What needs to be done:
Wherever "клапана" appears in a line, list that line.

----- Data for this task

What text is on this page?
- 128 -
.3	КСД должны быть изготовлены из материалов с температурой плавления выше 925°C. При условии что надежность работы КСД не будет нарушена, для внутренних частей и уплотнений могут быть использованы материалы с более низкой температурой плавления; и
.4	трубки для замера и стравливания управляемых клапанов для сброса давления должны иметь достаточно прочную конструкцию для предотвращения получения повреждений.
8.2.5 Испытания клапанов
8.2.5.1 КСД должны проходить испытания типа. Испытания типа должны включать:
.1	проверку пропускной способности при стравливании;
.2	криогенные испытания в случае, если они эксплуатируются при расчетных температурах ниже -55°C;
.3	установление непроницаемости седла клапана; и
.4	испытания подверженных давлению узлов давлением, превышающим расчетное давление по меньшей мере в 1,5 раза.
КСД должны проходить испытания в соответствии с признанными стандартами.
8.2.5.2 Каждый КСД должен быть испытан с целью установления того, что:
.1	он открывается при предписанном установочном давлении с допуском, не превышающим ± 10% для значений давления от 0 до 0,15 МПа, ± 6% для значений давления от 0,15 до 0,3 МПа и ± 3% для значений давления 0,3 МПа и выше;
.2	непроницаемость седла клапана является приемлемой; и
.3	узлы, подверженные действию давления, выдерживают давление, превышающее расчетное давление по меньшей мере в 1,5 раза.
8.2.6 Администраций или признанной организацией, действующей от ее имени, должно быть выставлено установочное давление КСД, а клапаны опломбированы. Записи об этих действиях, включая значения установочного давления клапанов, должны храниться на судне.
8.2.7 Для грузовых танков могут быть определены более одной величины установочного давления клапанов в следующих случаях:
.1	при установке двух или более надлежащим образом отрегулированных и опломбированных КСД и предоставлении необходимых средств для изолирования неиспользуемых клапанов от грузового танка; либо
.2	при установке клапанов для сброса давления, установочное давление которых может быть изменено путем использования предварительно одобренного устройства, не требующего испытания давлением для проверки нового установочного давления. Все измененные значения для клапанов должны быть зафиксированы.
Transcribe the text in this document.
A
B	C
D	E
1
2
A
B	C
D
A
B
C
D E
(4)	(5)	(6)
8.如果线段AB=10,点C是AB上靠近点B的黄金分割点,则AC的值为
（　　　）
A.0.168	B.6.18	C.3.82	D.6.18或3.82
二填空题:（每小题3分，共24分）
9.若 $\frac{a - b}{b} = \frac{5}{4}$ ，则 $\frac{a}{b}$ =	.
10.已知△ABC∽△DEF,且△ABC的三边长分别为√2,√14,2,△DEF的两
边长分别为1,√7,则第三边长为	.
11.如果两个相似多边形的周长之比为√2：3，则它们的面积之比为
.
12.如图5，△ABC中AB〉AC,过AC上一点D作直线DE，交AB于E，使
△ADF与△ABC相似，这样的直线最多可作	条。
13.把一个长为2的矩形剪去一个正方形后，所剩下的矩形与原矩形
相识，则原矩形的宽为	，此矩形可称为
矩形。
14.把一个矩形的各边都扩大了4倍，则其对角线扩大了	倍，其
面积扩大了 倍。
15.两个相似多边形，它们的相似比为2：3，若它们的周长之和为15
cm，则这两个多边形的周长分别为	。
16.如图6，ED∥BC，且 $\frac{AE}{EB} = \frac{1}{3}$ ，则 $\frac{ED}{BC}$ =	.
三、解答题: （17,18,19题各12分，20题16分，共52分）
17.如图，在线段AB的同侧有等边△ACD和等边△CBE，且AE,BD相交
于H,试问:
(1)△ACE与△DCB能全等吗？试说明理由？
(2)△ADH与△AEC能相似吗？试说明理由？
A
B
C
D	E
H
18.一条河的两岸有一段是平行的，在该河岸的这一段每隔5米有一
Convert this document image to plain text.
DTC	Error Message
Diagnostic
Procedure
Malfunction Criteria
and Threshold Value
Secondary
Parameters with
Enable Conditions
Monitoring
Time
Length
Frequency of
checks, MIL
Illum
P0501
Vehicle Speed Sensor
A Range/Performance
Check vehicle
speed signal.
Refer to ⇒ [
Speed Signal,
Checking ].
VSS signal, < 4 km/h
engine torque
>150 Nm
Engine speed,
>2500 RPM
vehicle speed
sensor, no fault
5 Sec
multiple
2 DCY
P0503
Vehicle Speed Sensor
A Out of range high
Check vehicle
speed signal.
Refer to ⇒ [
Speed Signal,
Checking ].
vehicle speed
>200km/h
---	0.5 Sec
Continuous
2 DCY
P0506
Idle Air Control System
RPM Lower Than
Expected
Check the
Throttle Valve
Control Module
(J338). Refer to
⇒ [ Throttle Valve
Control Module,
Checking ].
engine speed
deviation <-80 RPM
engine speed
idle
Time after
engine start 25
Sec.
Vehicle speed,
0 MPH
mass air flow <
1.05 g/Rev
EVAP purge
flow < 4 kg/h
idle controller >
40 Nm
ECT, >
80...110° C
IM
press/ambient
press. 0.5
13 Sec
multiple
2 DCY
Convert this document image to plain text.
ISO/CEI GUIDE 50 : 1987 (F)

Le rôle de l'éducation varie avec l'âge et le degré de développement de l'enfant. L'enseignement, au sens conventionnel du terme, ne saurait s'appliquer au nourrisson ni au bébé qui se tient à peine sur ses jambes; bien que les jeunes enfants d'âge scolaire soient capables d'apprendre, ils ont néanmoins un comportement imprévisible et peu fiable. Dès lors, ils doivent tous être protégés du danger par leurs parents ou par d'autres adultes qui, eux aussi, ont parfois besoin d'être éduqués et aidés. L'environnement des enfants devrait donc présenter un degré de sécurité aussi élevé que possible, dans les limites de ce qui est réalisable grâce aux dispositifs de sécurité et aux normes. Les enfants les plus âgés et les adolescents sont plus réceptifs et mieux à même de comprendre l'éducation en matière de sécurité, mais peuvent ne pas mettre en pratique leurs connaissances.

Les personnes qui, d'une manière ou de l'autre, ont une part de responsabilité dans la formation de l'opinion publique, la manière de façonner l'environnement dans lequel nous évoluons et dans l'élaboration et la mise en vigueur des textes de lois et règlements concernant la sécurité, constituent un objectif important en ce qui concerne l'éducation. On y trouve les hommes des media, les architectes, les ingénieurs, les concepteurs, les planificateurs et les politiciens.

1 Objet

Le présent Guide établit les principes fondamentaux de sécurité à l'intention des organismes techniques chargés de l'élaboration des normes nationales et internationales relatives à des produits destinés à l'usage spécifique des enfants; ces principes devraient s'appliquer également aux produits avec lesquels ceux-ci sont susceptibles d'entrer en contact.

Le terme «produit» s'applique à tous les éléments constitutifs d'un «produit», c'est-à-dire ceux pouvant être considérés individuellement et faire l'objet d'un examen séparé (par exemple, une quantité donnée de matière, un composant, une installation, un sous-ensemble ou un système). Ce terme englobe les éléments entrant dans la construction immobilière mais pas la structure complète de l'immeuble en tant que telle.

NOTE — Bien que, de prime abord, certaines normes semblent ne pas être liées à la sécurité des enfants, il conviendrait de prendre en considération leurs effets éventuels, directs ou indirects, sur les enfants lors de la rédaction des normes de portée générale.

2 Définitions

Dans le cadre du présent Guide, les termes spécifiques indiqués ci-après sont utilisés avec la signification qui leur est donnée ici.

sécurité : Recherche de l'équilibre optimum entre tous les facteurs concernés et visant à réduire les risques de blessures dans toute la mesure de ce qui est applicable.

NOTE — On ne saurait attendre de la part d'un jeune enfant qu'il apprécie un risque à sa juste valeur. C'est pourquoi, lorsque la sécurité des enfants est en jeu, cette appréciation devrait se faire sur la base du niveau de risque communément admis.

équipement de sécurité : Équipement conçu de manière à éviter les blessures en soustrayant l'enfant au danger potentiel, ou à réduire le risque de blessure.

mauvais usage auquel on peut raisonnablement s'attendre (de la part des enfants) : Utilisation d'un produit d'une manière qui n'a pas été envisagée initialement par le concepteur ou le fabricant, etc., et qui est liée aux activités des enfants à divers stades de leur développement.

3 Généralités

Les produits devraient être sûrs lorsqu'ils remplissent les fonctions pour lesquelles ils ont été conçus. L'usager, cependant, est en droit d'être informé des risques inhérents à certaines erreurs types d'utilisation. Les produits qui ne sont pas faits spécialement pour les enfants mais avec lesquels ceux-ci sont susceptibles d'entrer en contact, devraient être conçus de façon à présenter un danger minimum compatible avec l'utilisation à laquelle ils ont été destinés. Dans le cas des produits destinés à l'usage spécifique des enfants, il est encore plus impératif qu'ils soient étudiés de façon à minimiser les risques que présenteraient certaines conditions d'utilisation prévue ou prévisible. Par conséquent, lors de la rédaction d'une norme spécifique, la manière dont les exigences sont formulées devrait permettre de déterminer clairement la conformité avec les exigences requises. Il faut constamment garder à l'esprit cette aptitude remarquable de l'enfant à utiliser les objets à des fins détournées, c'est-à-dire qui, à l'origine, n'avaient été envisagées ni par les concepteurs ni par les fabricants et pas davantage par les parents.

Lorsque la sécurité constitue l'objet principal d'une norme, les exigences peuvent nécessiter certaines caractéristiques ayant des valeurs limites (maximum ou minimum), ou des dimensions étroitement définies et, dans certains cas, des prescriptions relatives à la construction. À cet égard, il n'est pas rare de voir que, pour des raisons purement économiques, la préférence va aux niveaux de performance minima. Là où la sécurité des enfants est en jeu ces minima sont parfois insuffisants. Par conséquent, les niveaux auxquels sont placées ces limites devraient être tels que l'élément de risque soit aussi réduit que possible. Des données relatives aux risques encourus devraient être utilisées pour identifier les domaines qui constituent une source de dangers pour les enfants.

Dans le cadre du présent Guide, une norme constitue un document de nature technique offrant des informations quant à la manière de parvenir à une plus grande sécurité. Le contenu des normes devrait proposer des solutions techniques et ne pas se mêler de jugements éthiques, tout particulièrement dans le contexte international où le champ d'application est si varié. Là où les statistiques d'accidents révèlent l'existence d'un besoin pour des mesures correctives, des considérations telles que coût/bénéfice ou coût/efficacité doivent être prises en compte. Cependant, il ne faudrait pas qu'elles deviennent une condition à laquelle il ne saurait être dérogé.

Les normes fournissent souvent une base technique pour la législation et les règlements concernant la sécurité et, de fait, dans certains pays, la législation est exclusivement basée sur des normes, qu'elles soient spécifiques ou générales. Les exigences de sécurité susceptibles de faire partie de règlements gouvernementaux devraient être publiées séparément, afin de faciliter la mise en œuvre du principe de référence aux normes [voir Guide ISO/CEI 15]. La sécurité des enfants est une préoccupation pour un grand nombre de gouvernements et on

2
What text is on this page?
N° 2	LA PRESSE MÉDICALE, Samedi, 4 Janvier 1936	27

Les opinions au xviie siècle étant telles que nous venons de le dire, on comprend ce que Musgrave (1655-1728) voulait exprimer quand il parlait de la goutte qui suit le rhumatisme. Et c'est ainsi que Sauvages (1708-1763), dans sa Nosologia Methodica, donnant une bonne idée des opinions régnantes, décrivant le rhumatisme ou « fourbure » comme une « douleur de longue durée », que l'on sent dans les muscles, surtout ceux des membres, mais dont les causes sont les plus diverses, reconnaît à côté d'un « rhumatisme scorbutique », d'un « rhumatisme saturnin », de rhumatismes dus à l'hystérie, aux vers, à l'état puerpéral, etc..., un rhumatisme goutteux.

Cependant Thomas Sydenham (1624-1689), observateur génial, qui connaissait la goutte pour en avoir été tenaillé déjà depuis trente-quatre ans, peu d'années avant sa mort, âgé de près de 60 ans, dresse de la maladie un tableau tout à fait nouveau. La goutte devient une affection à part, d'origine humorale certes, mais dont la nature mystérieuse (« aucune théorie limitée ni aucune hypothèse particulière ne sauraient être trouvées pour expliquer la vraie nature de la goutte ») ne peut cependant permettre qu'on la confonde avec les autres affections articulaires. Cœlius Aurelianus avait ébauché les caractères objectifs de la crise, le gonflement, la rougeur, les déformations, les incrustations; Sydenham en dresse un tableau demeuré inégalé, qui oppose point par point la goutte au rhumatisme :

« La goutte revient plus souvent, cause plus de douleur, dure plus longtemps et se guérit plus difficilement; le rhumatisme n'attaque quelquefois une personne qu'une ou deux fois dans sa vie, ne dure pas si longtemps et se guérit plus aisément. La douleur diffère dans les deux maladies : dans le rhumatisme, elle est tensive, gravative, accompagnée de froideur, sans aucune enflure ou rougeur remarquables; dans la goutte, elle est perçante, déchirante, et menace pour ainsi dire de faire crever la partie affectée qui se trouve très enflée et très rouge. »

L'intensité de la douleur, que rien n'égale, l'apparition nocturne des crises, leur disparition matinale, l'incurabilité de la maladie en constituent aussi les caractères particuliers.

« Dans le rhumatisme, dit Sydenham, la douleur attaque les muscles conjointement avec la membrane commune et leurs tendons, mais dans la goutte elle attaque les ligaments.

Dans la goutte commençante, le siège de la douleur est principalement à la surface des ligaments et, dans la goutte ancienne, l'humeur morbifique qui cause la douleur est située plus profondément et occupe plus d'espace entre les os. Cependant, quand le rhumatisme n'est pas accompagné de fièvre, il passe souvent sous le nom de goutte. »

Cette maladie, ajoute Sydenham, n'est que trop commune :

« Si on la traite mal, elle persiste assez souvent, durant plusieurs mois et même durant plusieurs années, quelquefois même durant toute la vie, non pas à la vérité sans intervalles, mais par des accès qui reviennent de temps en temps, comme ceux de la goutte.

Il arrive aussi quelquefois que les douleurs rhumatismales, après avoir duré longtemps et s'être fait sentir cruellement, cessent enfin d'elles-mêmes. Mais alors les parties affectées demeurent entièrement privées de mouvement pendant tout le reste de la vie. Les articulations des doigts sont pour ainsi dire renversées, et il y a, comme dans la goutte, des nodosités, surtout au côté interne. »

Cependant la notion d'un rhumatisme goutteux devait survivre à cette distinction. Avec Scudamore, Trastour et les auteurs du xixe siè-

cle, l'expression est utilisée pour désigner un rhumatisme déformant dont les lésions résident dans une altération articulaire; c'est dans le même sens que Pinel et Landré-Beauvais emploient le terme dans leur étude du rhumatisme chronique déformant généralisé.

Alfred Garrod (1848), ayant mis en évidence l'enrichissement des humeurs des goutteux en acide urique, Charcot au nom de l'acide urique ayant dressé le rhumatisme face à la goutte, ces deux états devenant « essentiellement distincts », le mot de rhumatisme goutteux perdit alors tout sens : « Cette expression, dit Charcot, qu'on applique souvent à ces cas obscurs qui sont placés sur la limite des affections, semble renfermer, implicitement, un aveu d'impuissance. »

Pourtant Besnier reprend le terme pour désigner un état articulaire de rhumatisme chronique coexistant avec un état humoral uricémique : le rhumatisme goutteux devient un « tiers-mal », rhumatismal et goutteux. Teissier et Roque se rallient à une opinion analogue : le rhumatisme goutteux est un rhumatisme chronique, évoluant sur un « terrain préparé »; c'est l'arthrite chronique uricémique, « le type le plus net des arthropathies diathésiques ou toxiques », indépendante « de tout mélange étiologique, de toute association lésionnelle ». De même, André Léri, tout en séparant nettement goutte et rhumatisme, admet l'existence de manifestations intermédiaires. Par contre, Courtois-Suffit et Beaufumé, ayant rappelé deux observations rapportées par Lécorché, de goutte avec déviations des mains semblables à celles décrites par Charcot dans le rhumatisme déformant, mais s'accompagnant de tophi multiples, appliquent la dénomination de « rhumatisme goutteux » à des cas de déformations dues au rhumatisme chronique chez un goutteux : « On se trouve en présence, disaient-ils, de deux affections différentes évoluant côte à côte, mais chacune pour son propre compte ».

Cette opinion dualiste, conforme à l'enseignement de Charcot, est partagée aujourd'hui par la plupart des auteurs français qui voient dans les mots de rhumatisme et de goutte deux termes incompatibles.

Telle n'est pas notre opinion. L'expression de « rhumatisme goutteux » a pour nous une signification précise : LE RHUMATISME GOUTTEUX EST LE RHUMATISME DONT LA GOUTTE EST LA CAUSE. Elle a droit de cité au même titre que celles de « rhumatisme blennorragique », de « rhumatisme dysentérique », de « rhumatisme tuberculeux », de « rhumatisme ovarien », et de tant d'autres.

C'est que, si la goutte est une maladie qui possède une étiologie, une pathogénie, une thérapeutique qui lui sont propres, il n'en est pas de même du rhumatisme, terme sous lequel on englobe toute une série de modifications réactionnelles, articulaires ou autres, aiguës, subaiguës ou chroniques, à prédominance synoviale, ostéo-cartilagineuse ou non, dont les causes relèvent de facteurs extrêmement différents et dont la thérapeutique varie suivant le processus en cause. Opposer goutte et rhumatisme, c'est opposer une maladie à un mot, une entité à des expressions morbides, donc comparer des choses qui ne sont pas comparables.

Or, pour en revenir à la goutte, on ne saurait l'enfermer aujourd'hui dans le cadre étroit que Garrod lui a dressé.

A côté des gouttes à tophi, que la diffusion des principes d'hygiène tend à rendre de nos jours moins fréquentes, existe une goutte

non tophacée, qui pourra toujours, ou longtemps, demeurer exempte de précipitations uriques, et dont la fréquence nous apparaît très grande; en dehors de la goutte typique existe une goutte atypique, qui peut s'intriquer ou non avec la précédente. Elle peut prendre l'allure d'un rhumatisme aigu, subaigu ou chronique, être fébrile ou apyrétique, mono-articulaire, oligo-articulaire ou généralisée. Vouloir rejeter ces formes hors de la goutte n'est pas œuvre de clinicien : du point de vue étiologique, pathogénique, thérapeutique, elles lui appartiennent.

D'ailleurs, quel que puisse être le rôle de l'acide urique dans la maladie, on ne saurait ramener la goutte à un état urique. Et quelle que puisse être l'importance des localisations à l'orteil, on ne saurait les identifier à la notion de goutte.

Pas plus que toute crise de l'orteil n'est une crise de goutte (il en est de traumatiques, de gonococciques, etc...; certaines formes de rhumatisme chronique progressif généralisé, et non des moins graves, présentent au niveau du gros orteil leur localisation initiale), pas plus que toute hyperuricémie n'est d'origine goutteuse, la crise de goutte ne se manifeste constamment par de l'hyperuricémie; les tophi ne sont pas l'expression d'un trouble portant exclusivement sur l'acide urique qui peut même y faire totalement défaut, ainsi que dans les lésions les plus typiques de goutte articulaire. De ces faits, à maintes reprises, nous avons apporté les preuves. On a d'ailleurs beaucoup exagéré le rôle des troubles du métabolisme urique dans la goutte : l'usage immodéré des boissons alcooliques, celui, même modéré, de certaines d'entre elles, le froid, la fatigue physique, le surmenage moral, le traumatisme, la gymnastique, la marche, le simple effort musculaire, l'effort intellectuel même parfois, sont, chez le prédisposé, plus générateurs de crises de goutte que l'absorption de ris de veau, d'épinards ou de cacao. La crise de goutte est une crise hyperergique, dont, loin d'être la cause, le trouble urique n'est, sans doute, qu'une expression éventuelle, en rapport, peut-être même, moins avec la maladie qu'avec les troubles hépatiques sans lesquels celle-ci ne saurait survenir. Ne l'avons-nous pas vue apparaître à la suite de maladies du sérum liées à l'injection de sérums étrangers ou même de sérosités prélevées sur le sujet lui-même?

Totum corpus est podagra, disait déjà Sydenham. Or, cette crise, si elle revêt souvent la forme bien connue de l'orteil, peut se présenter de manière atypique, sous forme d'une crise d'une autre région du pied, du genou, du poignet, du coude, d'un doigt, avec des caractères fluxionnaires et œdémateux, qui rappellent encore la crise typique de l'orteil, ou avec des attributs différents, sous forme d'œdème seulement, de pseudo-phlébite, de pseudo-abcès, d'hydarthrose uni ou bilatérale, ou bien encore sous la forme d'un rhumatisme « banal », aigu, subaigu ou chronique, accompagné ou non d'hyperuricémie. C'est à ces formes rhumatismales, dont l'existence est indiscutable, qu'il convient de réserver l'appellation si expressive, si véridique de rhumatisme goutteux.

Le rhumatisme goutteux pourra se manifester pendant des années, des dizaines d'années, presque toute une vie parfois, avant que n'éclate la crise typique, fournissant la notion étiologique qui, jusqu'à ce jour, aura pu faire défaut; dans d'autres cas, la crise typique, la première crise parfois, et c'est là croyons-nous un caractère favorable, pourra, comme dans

----------

Answer:
.3	установление непроницаемости седла клапана; и
.2	непроницаемость седла клапана является приемлемой; и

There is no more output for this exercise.